Items from a figure collection:

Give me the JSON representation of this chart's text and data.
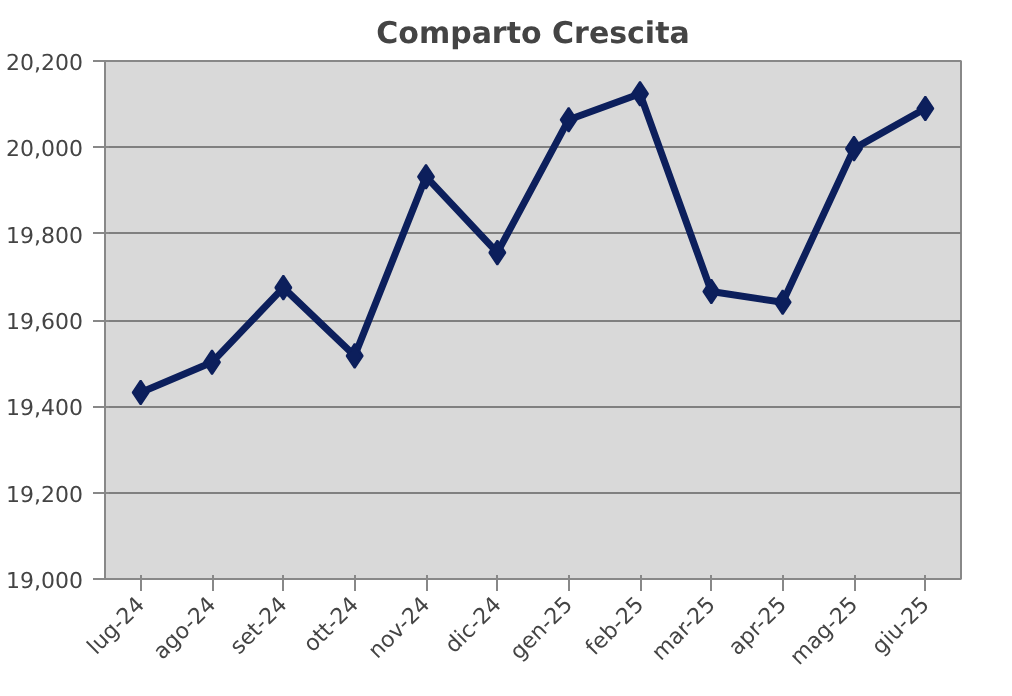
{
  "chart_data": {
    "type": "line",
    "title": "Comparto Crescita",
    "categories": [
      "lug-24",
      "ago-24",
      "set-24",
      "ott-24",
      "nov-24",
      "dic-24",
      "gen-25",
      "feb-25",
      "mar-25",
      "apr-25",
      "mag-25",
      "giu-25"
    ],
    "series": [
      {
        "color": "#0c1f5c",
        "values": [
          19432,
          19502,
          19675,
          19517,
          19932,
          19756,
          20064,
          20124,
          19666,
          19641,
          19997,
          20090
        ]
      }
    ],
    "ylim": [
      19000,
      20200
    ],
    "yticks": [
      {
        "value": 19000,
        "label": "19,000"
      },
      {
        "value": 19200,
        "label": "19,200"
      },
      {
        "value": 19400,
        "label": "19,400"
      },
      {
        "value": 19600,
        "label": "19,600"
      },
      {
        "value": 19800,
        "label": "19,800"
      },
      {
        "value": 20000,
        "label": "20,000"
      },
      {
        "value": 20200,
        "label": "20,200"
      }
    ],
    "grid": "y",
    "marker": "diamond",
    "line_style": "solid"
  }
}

## Your goal
Pictures excluded, quote all the data above exactly.

## Response to this exercise
Give me the JSON representation of this chart's text and data.
{
  "chart_data": {
    "type": "line",
    "title": "Comparto Crescita",
    "categories": [
      "lug-24",
      "ago-24",
      "set-24",
      "ott-24",
      "nov-24",
      "dic-24",
      "gen-25",
      "feb-25",
      "mar-25",
      "apr-25",
      "mag-25",
      "giu-25"
    ],
    "series": [
      {
        "color": "#0c1f5c",
        "values": [
          19432,
          19502,
          19675,
          19517,
          19932,
          19756,
          20064,
          20124,
          19666,
          19641,
          19997,
          20090
        ]
      }
    ],
    "ylim": [
      19000,
      20200
    ],
    "yticks": [
      {
        "value": 19000,
        "label": "19,000"
      },
      {
        "value": 19200,
        "label": "19,200"
      },
      {
        "value": 19400,
        "label": "19,400"
      },
      {
        "value": 19600,
        "label": "19,600"
      },
      {
        "value": 19800,
        "label": "19,800"
      },
      {
        "value": 20000,
        "label": "20,000"
      },
      {
        "value": 20200,
        "label": "20,200"
      }
    ],
    "grid": "y",
    "marker": "diamond",
    "line_style": "solid"
  }
}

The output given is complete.